-- begin RECORDS FOR THIS TASK --
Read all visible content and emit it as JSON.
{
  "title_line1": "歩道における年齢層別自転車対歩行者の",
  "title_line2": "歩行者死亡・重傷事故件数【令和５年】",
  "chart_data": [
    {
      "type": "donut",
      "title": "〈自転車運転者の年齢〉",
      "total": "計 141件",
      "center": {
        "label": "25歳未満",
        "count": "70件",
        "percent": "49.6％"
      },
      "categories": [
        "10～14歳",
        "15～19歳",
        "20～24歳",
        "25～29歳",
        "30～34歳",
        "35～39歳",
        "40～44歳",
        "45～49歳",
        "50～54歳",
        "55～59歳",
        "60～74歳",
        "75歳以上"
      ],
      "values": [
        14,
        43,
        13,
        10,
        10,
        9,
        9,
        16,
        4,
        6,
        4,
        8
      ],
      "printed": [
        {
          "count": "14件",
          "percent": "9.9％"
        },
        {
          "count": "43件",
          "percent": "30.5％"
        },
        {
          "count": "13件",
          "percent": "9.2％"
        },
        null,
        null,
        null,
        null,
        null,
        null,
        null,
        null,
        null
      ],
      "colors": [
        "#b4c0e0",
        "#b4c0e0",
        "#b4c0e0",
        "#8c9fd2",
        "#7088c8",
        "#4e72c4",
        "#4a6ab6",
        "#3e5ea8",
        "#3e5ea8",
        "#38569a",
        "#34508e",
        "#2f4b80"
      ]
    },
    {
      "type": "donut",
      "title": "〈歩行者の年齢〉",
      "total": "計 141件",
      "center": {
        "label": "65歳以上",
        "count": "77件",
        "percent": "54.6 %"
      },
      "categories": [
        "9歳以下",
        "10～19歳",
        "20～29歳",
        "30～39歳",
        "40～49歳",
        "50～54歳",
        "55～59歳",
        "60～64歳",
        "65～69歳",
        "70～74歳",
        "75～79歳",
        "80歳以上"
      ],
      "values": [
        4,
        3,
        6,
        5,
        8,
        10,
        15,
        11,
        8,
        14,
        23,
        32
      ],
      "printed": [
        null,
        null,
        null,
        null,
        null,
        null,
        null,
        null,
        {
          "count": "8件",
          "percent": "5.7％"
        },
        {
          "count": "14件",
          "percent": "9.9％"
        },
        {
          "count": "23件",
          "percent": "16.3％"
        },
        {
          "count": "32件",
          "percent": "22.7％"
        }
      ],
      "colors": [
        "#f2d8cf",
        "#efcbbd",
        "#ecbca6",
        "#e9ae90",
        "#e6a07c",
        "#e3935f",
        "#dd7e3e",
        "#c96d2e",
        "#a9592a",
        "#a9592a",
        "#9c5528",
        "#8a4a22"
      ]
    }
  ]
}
-- end RECORDS FOR THIS TASK --
▶ _WORK REQUIRED_:
Give the listing again, word for word.

▶ _TASK SOLUTION_:
Read all visible content and emit it as JSON.
{
  "title_line1": "歩道における年齢層別自転車対歩行者の",
  "title_line2": "歩行者死亡・重傷事故件数【令和５年】",
  "chart_data": [
    {
      "type": "donut",
      "title": "〈自転車運転者の年齢〉",
      "total": "計 141件",
      "center": {
        "label": "25歳未満",
        "count": "70件",
        "percent": "49.6％"
      },
      "categories": [
        "10～14歳",
        "15～19歳",
        "20～24歳",
        "25～29歳",
        "30～34歳",
        "35～39歳",
        "40～44歳",
        "45～49歳",
        "50～54歳",
        "55～59歳",
        "60～74歳",
        "75歳以上"
      ],
      "values": [
        14,
        43,
        13,
        10,
        10,
        9,
        9,
        16,
        4,
        6,
        4,
        8
      ],
      "printed": [
        {
          "count": "14件",
          "percent": "9.9％"
        },
        {
          "count": "43件",
          "percent": "30.5％"
        },
        {
          "count": "13件",
          "percent": "9.2％"
        },
        null,
        null,
        null,
        null,
        null,
        null,
        null,
        null,
        null
      ],
      "colors": [
        "#b4c0e0",
        "#b4c0e0",
        "#b4c0e0",
        "#8c9fd2",
        "#7088c8",
        "#4e72c4",
        "#4a6ab6",
        "#3e5ea8",
        "#3e5ea8",
        "#38569a",
        "#34508e",
        "#2f4b80"
      ]
    },
    {
      "type": "donut",
      "title": "〈歩行者の年齢〉",
      "total": "計 141件",
      "center": {
        "label": "65歳以上",
        "count": "77件",
        "percent": "54.6 %"
      },
      "categories": [
        "9歳以下",
        "10～19歳",
        "20～29歳",
        "30～39歳",
        "40～49歳",
        "50～54歳",
        "55～59歳",
        "60～64歳",
        "65～69歳",
        "70～74歳",
        "75～79歳",
        "80歳以上"
      ],
      "values": [
        4,
        3,
        6,
        5,
        8,
        10,
        15,
        11,
        8,
        14,
        23,
        32
      ],
      "printed": [
        null,
        null,
        null,
        null,
        null,
        null,
        null,
        null,
        {
          "count": "8件",
          "percent": "5.7％"
        },
        {
          "count": "14件",
          "percent": "9.9％"
        },
        {
          "count": "23件",
          "percent": "16.3％"
        },
        {
          "count": "32件",
          "percent": "22.7％"
        }
      ],
      "colors": [
        "#f2d8cf",
        "#efcbbd",
        "#ecbca6",
        "#e9ae90",
        "#e6a07c",
        "#e3935f",
        "#dd7e3e",
        "#c96d2e",
        "#a9592a",
        "#a9592a",
        "#9c5528",
        "#8a4a22"
      ]
    }
  ]
}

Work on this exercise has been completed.